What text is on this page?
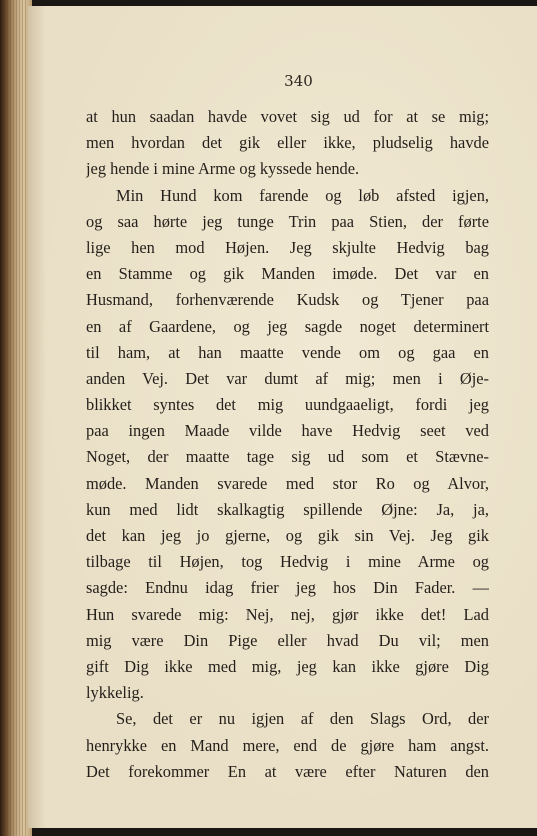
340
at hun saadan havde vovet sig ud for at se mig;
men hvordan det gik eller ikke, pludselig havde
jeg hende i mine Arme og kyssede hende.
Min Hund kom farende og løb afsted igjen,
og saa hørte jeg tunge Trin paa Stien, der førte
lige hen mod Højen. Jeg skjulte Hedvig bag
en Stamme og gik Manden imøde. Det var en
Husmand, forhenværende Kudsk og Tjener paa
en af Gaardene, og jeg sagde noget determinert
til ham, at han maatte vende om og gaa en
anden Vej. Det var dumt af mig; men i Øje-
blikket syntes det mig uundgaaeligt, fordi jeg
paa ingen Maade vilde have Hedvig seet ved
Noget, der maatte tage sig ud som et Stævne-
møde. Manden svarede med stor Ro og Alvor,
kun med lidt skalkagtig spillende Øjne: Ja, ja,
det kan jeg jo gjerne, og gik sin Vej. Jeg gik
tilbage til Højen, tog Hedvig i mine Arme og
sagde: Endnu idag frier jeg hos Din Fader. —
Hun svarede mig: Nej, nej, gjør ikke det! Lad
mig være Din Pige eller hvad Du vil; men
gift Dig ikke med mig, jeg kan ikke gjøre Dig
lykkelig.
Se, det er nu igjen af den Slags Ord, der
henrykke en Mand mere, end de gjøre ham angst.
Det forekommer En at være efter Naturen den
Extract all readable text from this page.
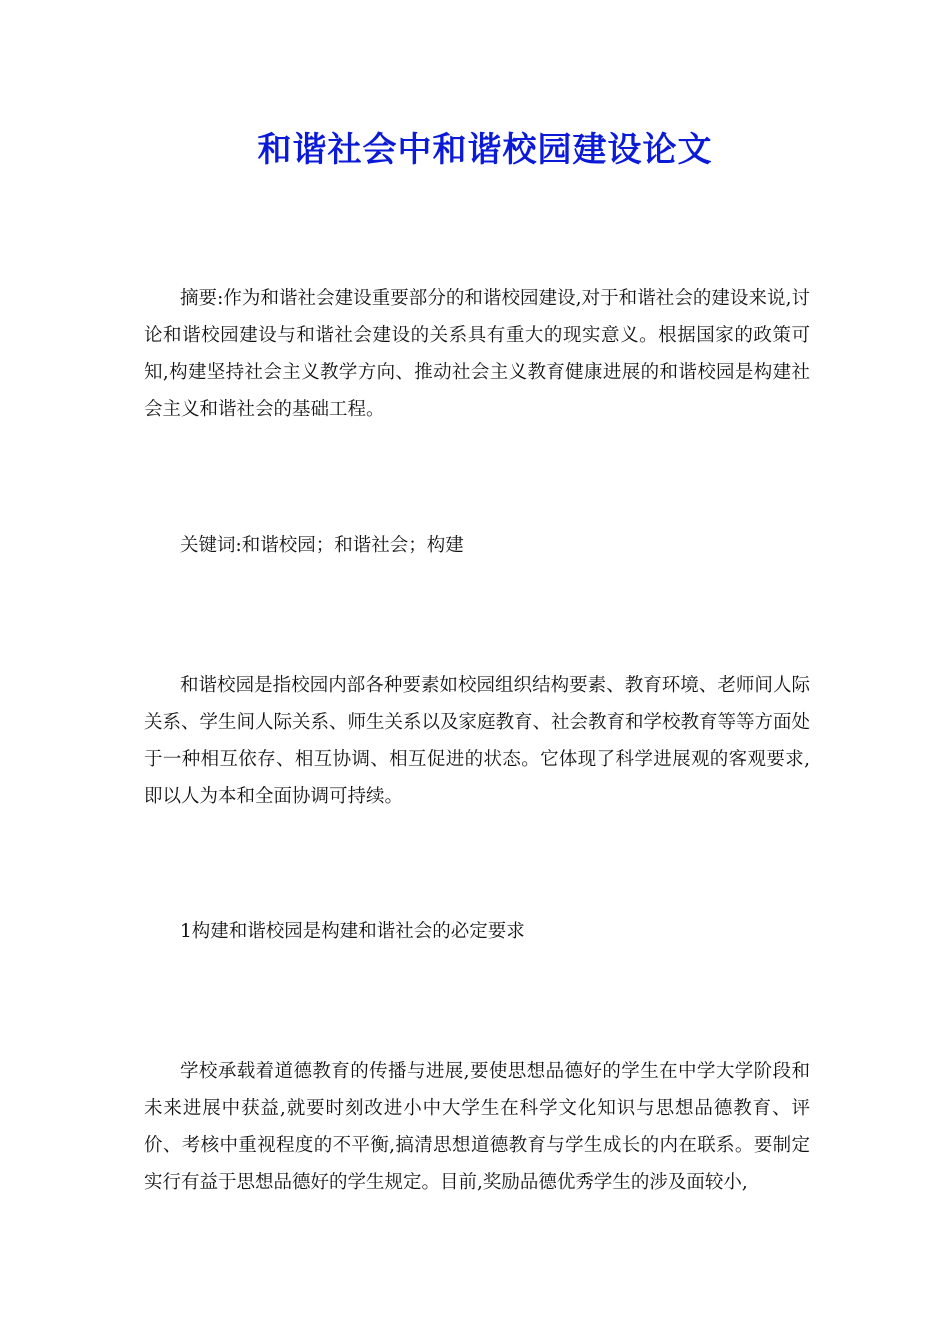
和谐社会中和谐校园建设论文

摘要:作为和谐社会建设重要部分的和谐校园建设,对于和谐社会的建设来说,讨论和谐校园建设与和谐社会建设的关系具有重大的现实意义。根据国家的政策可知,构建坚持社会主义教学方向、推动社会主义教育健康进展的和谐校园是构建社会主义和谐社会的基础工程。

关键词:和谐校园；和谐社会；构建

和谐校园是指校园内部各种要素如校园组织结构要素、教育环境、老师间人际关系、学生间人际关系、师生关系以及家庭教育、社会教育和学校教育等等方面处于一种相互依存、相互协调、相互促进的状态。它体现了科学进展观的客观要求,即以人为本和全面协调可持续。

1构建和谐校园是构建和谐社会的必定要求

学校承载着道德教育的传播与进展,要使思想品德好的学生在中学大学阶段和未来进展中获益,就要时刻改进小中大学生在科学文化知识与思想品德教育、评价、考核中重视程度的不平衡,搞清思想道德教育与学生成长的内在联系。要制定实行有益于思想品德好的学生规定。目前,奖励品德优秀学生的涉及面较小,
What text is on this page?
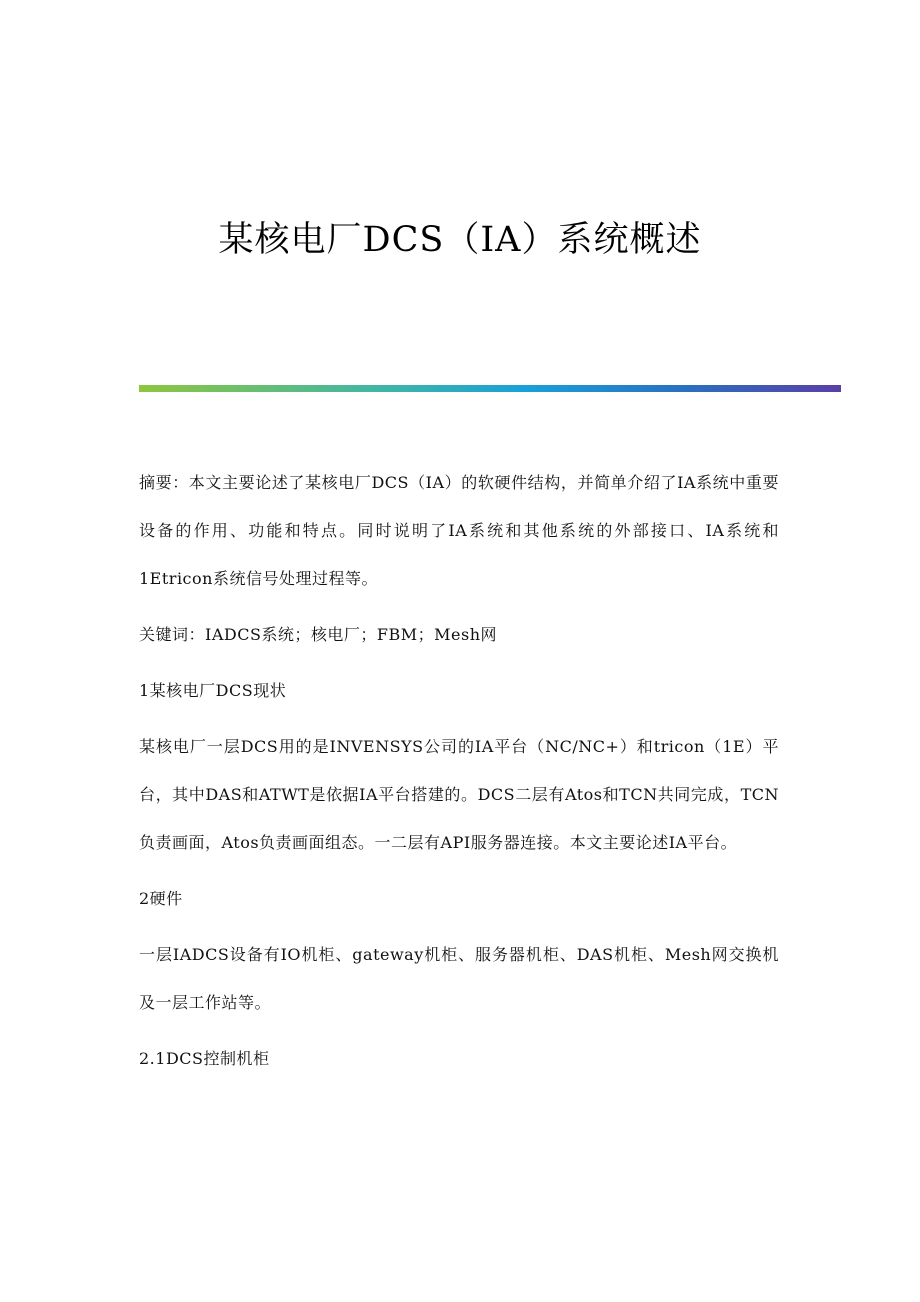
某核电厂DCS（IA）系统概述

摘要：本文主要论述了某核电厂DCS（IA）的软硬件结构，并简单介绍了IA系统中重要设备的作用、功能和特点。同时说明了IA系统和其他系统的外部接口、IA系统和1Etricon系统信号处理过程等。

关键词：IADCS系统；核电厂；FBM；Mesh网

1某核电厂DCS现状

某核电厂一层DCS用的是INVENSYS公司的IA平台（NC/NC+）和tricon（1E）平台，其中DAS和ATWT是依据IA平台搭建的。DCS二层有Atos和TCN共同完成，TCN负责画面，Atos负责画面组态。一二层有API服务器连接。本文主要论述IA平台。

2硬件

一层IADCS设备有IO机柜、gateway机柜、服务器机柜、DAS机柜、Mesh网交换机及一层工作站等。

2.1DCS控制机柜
____________
* **TO DO**: Print the entries above exactly, taking out only the pictures.

* **RESPONSE TO THIS TASK**:
What text is on this page?
340
at hun saadan havde vovet sig ud for at se mig;
men hvordan det gik eller ikke, pludselig havde
jeg hende i mine Arme og kyssede hende.
Min Hund kom farende og løb afsted igjen,
og saa hørte jeg tunge Trin paa Stien, der førte
lige hen mod Højen. Jeg skjulte Hedvig bag
en Stamme og gik Manden imøde. Det var en
Husmand, forhenværende Kudsk og Tjener paa
en af Gaardene, og jeg sagde noget determinert
til ham, at han maatte vende om og gaa en
anden Vej. Det var dumt af mig; men i Øje-
blikket syntes det mig uundgaaeligt, fordi jeg
paa ingen Maade vilde have Hedvig seet ved
Noget, der maatte tage sig ud som et Stævne-
møde. Manden svarede med stor Ro og Alvor,
kun med lidt skalkagtig spillende Øjne: Ja, ja,
det kan jeg jo gjerne, og gik sin Vej. Jeg gik
tilbage til Højen, tog Hedvig i mine Arme og
sagde: Endnu idag frier jeg hos Din Fader. —
Hun svarede mig: Nej, nej, gjør ikke det! Lad
mig være Din Pige eller hvad Du vil; men
gift Dig ikke med mig, jeg kan ikke gjøre Dig
lykkelig.
Se, det er nu igjen af den Slags Ord, der
henrykke en Mand mere, end de gjøre ham angst.
Det forekommer En at være efter Naturen den
Extract all readable text from this page.
和谐社会中和谐校园建设论文

摘要:作为和谐社会建设重要部分的和谐校园建设,对于和谐社会的建设来说,讨论和谐校园建设与和谐社会建设的关系具有重大的现实意义。根据国家的政策可知,构建坚持社会主义教学方向、推动社会主义教育健康进展的和谐校园是构建社会主义和谐社会的基础工程。

关键词:和谐校园；和谐社会；构建

和谐校园是指校园内部各种要素如校园组织结构要素、教育环境、老师间人际关系、学生间人际关系、师生关系以及家庭教育、社会教育和学校教育等等方面处于一种相互依存、相互协调、相互促进的状态。它体现了科学进展观的客观要求,即以人为本和全面协调可持续。

1构建和谐校园是构建和谐社会的必定要求

学校承载着道德教育的传播与进展,要使思想品德好的学生在中学大学阶段和未来进展中获益,就要时刻改进小中大学生在科学文化知识与思想品德教育、评价、考核中重视程度的不平衡,搞清思想道德教育与学生成长的内在联系。要制定实行有益于思想品德好的学生规定。目前,奖励品德优秀学生的涉及面较小,
What text is on this page?
某核电厂DCS（IA）系统概述

摘要：本文主要论述了某核电厂DCS（IA）的软硬件结构，并简单介绍了IA系统中重要设备的作用、功能和特点。同时说明了IA系统和其他系统的外部接口、IA系统和1Etricon系统信号处理过程等。

关键词：IADCS系统；核电厂；FBM；Mesh网

1某核电厂DCS现状

某核电厂一层DCS用的是INVENSYS公司的IA平台（NC/NC+）和tricon（1E）平台，其中DAS和ATWT是依据IA平台搭建的。DCS二层有Atos和TCN共同完成，TCN负责画面，Atos负责画面组态。一二层有API服务器连接。本文主要论述IA平台。

2硬件

一层IADCS设备有IO机柜、gateway机柜、服务器机柜、DAS机柜、Mesh网交换机及一层工作站等。

2.1DCS控制机柜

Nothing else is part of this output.